What this task involves => Rewrite every line of the records below as a Markdown table with the columns "Row" and "Line", numbering the rows and skipping blank lines. Leave the pictures out.

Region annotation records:
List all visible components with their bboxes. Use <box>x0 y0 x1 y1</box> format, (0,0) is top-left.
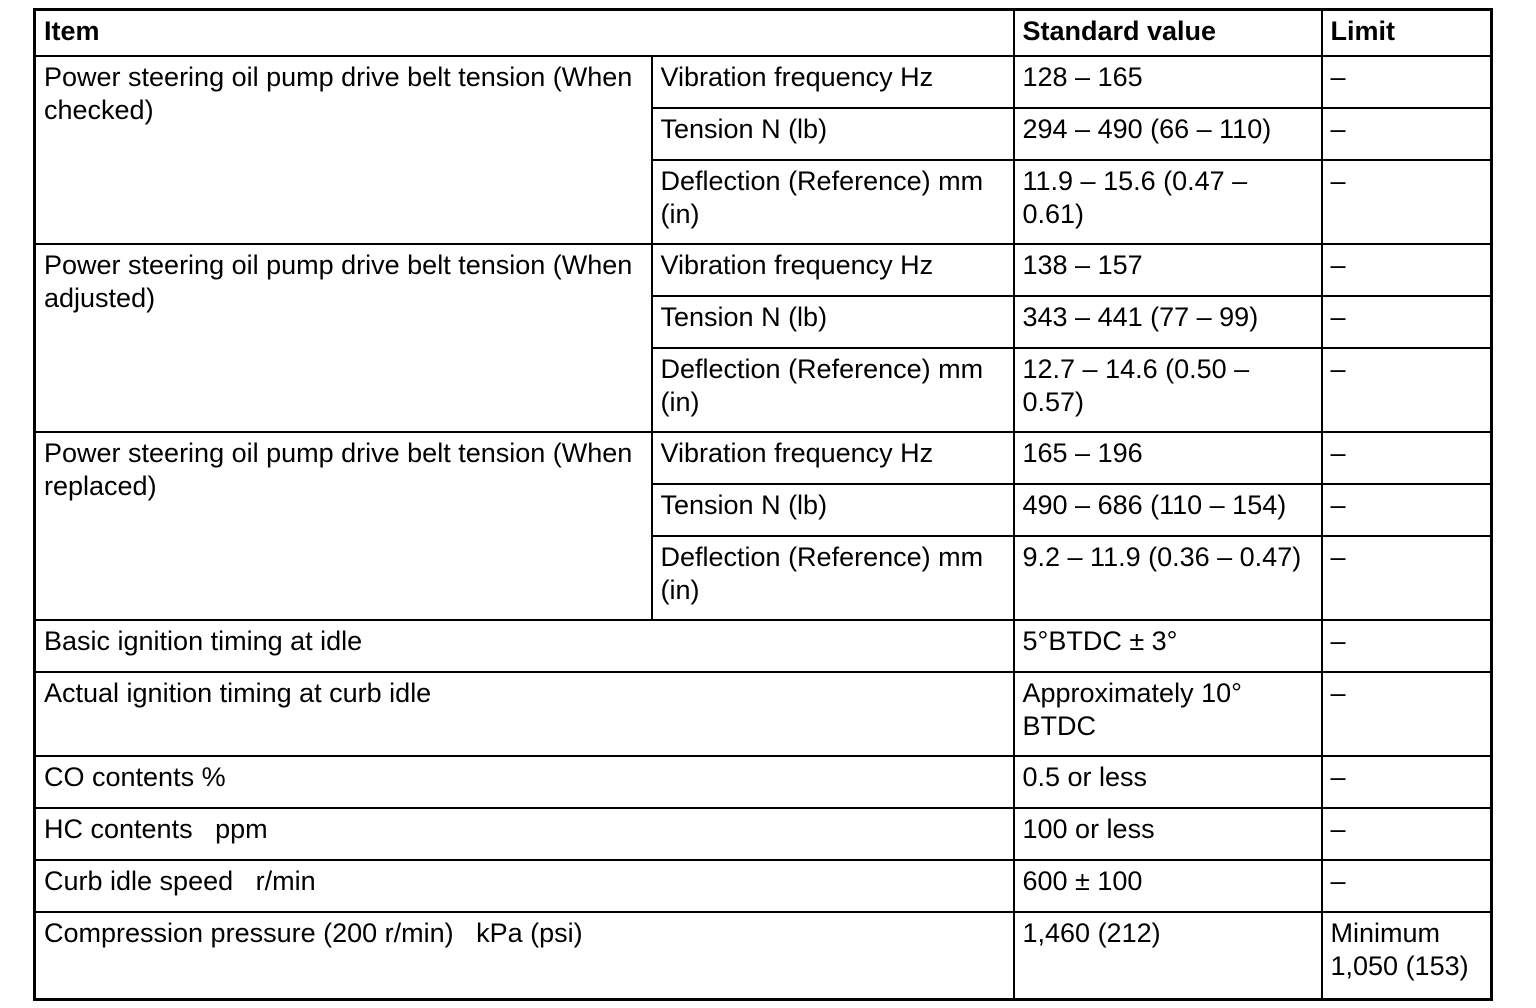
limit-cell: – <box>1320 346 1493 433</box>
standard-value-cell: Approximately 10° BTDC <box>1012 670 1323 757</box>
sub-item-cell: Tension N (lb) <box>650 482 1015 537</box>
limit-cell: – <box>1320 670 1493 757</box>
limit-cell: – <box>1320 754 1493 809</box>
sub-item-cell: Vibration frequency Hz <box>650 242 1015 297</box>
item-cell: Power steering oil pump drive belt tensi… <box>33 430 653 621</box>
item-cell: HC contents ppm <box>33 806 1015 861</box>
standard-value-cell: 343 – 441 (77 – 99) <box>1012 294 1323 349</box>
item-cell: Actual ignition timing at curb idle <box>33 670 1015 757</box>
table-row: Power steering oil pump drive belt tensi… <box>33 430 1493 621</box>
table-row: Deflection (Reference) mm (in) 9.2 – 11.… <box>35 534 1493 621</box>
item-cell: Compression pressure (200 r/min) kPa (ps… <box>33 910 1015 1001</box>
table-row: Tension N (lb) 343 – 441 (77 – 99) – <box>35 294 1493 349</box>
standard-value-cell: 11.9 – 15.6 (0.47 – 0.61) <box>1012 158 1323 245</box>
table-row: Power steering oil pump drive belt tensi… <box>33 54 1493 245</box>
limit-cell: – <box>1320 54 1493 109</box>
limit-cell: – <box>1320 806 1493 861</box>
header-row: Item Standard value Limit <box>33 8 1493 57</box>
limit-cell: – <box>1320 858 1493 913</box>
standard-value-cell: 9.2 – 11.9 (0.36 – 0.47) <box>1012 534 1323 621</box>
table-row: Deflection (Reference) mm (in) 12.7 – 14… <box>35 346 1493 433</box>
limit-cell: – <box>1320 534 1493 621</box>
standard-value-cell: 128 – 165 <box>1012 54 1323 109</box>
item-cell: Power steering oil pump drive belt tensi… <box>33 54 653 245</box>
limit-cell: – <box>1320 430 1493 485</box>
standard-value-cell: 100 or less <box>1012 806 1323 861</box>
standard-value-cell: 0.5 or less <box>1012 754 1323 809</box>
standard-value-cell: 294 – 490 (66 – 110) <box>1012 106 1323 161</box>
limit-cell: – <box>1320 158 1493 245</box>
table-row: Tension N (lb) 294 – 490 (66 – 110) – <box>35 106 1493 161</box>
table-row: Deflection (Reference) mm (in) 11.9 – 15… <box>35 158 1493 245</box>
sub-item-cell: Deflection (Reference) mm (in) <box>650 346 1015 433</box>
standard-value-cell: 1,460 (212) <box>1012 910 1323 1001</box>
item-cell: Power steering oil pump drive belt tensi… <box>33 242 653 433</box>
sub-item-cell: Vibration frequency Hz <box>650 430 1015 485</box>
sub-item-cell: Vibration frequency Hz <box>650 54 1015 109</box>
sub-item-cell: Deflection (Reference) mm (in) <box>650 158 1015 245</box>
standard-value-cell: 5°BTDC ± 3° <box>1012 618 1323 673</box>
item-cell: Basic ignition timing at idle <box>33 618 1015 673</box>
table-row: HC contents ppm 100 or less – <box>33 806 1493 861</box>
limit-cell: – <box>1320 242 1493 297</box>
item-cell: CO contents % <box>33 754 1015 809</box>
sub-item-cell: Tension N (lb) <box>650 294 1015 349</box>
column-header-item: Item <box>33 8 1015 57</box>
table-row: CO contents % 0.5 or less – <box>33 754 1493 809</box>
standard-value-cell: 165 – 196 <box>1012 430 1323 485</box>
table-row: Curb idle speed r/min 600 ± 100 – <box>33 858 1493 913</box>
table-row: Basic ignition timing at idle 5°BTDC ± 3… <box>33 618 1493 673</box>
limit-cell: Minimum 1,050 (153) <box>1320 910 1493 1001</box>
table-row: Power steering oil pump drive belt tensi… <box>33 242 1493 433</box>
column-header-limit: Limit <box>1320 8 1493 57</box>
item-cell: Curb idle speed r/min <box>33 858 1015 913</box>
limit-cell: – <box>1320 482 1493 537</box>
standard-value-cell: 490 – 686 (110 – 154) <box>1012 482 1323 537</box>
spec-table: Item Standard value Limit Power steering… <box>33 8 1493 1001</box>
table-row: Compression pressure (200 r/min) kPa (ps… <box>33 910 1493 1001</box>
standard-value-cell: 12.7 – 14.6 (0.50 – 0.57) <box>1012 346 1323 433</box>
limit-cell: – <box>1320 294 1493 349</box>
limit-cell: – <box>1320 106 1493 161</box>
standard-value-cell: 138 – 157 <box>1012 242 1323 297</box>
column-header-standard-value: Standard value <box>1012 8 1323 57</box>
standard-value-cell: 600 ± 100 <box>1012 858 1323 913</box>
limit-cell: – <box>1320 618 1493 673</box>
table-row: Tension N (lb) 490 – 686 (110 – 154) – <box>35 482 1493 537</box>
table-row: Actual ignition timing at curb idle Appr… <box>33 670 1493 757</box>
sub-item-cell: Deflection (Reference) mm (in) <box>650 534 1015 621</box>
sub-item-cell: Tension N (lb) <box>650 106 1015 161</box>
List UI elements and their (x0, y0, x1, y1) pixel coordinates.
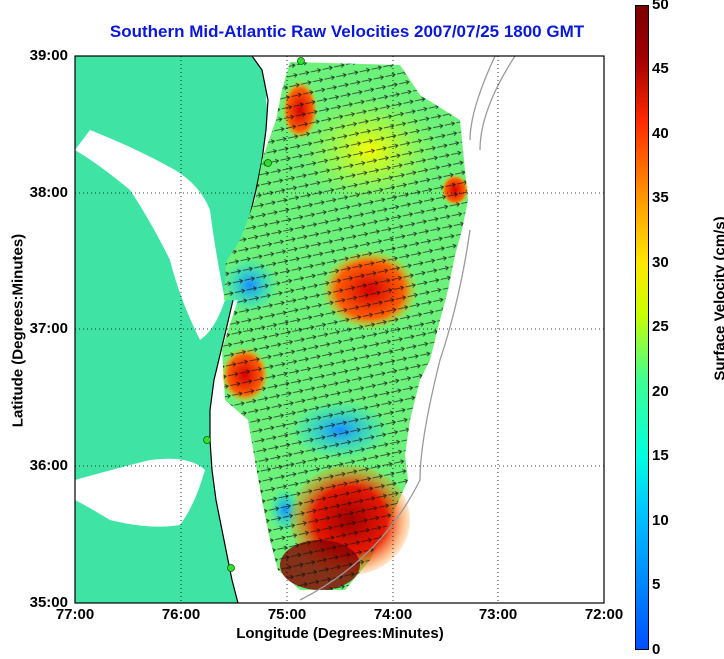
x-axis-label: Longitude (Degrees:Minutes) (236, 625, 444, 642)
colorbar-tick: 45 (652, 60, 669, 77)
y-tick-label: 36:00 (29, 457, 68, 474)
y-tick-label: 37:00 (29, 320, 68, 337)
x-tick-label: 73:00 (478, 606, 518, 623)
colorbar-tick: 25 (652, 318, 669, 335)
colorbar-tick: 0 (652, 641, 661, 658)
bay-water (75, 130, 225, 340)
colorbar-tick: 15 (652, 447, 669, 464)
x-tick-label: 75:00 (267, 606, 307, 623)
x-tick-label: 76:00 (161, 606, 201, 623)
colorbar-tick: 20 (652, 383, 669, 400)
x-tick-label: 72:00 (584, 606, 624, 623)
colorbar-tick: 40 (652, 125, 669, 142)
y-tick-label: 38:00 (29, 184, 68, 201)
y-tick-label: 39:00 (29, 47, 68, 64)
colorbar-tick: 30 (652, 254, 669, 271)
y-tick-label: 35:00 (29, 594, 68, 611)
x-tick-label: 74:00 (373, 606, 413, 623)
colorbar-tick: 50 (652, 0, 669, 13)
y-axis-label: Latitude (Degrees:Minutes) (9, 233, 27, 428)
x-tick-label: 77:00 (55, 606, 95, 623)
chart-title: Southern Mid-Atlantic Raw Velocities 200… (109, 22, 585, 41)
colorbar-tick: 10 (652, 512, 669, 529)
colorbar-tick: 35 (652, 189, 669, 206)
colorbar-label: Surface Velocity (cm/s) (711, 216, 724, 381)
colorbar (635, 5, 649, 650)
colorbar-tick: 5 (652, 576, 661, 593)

Solution to this problem =>
| Row | Line |
|---|---|
| 1 | List all visible components with their bboxes. Use <box>x0 y0 x1 y1</box> format, (0,0) is top-left. |
| 2 | limit-cell: – <box>1320 346 1493 433</box> |
| 3 | standard-value-cell: Approximately 10° BTDC <box>1012 670 1323 757</box> |
| 4 | sub-item-cell: Tension N (lb) <box>650 482 1015 537</box> |
| 5 | limit-cell: – <box>1320 670 1493 757</box> |
| 6 | limit-cell: – <box>1320 754 1493 809</box> |
| 7 | sub-item-cell: Vibration frequency Hz <box>650 242 1015 297</box> |
| 8 | item-cell: Power steering oil pump drive belt tensi… <box>33 430 653 621</box> |
| 9 | item-cell: HC contents ppm <box>33 806 1015 861</box> |
| 10 | standard-value-cell: 343 – 441 (77 – 99) <box>1012 294 1323 349</box> |
| 11 | item-cell: Actual ignition timing at curb idle <box>33 670 1015 757</box> |
| 12 | table-row: Power steering oil pump drive belt tensi… <box>33 430 1493 621</box> |
| 13 | table-row: Deflection (Reference) mm (in) 9.2 – 11.… <box>35 534 1493 621</box> |
| 14 | item-cell: Compression pressure (200 r/min) kPa (ps… <box>33 910 1015 1001</box> |
| 15 | table-row: Tension N (lb) 343 – 441 (77 – 99) – <box>35 294 1493 349</box> |
| 16 | standard-value-cell: 11.9 – 15.6 (0.47 – 0.61) <box>1012 158 1323 245</box> |
| 17 | table-row: Power steering oil pump drive belt tensi… <box>33 54 1493 245</box> |
| 18 | limit-cell: – <box>1320 54 1493 109</box> |
| 19 | limit-cell: – <box>1320 806 1493 861</box> |
| 20 | header-row: Item Standard value Limit <box>33 8 1493 57</box> |
| 21 | limit-cell: – <box>1320 858 1493 913</box> |
| 22 | standard-value-cell: 9.2 – 11.9 (0.36 – 0.47) <box>1012 534 1323 621</box> |
| 23 | table-row: Deflection (Reference) mm (in) 12.7 – 14… <box>35 346 1493 433</box> |
| 24 | limit-cell: – <box>1320 534 1493 621</box> |
| 25 | standard-value-cell: 128 – 165 <box>1012 54 1323 109</box> |
| 26 | item-cell: Power steering oil pump drive belt tensi… <box>33 54 653 245</box> |
| 27 | limit-cell: – <box>1320 430 1493 485</box> |
| 28 | standard-value-cell: 100 or less <box>1012 806 1323 861</box> |
| 29 | standard-value-cell: 0.5 or less <box>1012 754 1323 809</box> |
| 30 | standard-value-cell: 294 – 490 (66 – 110) <box>1012 106 1323 161</box> |
| 31 | limit-cell: – <box>1320 158 1493 245</box> |
| 32 | table-row: Tension N (lb) 294 – 490 (66 – 110) – <box>35 106 1493 161</box> |
| 33 | table-row: Deflection (Reference) mm (in) 11.9 – 15… <box>35 158 1493 245</box> |
| 34 | sub-item-cell: Deflection (Reference) mm (in) <box>650 346 1015 433</box> |
| 35 | standard-value-cell: 1,460 (212) <box>1012 910 1323 1001</box> |
| 36 | item-cell: Power steering oil pump drive belt tensi… <box>33 242 653 433</box> |
| 37 | sub-item-cell: Vibration frequency Hz <box>650 430 1015 485</box> |
| 38 | sub-item-cell: Vibration frequency Hz <box>650 54 1015 109</box> |
| 39 | sub-item-cell: Deflection (Reference) mm (in) <box>650 158 1015 245</box> |
| 40 | standard-value-cell: 5°BTDC ± 3° <box>1012 618 1323 673</box> |
| 41 | item-cell: Basic ignition timing at idle <box>33 618 1015 673</box> |
| 42 | table-row: HC contents ppm 100 or less – <box>33 806 1493 861</box> |
| 43 | limit-cell: – <box>1320 242 1493 297</box> |
| 44 | item-cell: CO contents % <box>33 754 1015 809</box> |
| 45 | sub-item-cell: Tension N (lb) <box>650 294 1015 349</box> |
| 46 | column-header-item: Item <box>33 8 1015 57</box> |
| 47 | table-row: CO contents % 0.5 or less – <box>33 754 1493 809</box> |
| 48 | standard-value-cell: 165 – 196 <box>1012 430 1323 485</box> |
| 49 | table-row: Curb idle speed r/min 600 ± 100 – <box>33 858 1493 913</box> |
| 50 | table-row: Basic ignition timing at idle 5°BTDC ± 3… <box>33 618 1493 673</box> |
| 51 | limit-cell: Minimum 1,050 (153) <box>1320 910 1493 1001</box> |
| 52 | table-row: Power steering oil pump drive belt tensi… <box>33 242 1493 433</box> |
| 53 | column-header-limit: Limit <box>1320 8 1493 57</box> |
| 54 | item-cell: Curb idle speed r/min <box>33 858 1015 913</box> |
| 55 | limit-cell: – <box>1320 482 1493 537</box> |
| 56 | standard-value-cell: 490 – 686 (110 – 154) <box>1012 482 1323 537</box> |
| 57 | spec-table: Item Standard value Limit Power steering… <box>33 8 1493 1001</box> |
| 58 | table-row: Compression pressure (200 r/min) kPa (ps… <box>33 910 1493 1001</box> |
| 59 | standard-value-cell: 12.7 – 14.6 (0.50 – 0.57) <box>1012 346 1323 433</box> |
| 60 | limit-cell: – <box>1320 294 1493 349</box> |
| 61 | limit-cell: – <box>1320 106 1493 161</box> |
| 62 | standard-value-cell: 138 – 157 <box>1012 242 1323 297</box> |
| 63 | column-header-standard-value: Standard value <box>1012 8 1323 57</box> |
| 64 | standard-value-cell: 600 ± 100 <box>1012 858 1323 913</box> |
| 65 | limit-cell: – <box>1320 618 1493 673</box> |
| 66 | table-row: Tension N (lb) 490 – 686 (110 – 154) – <box>35 482 1493 537</box> |
| 67 | table-row: Actual ignition timing at curb idle Appr… <box>33 670 1493 757</box> |
| 68 | sub-item-cell: Deflection (Reference) mm (in) <box>650 534 1015 621</box> |
| 69 | sub-item-cell: Tension N (lb) <box>650 106 1015 161</box> |
| 70 | List UI elements and their (x0, y0, x1, y1) pixel coordinates. |
| 71 | x-axis-label: Longitude (Degrees:Minutes) (236, 625, 444, 642) |
| 72 | colorbar-tick: 45 (652, 60, 669, 77) |
| 73 | y-tick-label: 36:00 (29, 457, 68, 474) |
| 74 | y-tick-label: 37:00 (29, 320, 68, 337) |
| 75 | x-tick-label: 73:00 (478, 606, 518, 623) |
| 76 | colorbar-tick: 25 (652, 318, 669, 335) |
| 77 | colorbar-tick: 0 (652, 641, 661, 658) |
| 78 | bay-water (75, 130, 225, 340) |
| 79 | colorbar-tick: 15 (652, 447, 669, 464) |
| 80 | x-tick-label: 75:00 (267, 606, 307, 623) |
| 81 | x-tick-label: 76:00 (161, 606, 201, 623) |
| 82 | colorbar-tick: 20 (652, 383, 669, 400) |
| 83 | x-tick-label: 72:00 (584, 606, 624, 623) |
| 84 | colorbar-tick: 40 (652, 125, 669, 142) |
| 85 | y-tick-label: 38:00 (29, 184, 68, 201) |
| 86 | y-tick-label: 39:00 (29, 47, 68, 64) |
| 87 | colorbar-tick: 30 (652, 254, 669, 271) |
| 88 | y-tick-label: 35:00 (29, 594, 68, 611) |
| 89 | x-tick-label: 74:00 (373, 606, 413, 623) |
| 90 | colorbar-tick: 50 (652, 0, 669, 13) |
| 91 | y-axis-label: Latitude (Degrees:Minutes) (9, 233, 27, 428) |
| 92 | x-tick-label: 77:00 (55, 606, 95, 623) |
| 93 | chart-title: Southern Mid-Atlantic Raw Velocities 200… (109, 22, 585, 41) |
| 94 | colorbar-tick: 10 (652, 512, 669, 529) |
| 95 | colorbar-tick: 35 (652, 189, 669, 206) |
| 96 | colorbar-label: Surface Velocity (cm/s) (711, 216, 724, 381) |
| 97 | colorbar (635, 5, 649, 650) |
| 98 | colorbar-tick: 5 (652, 576, 661, 593) |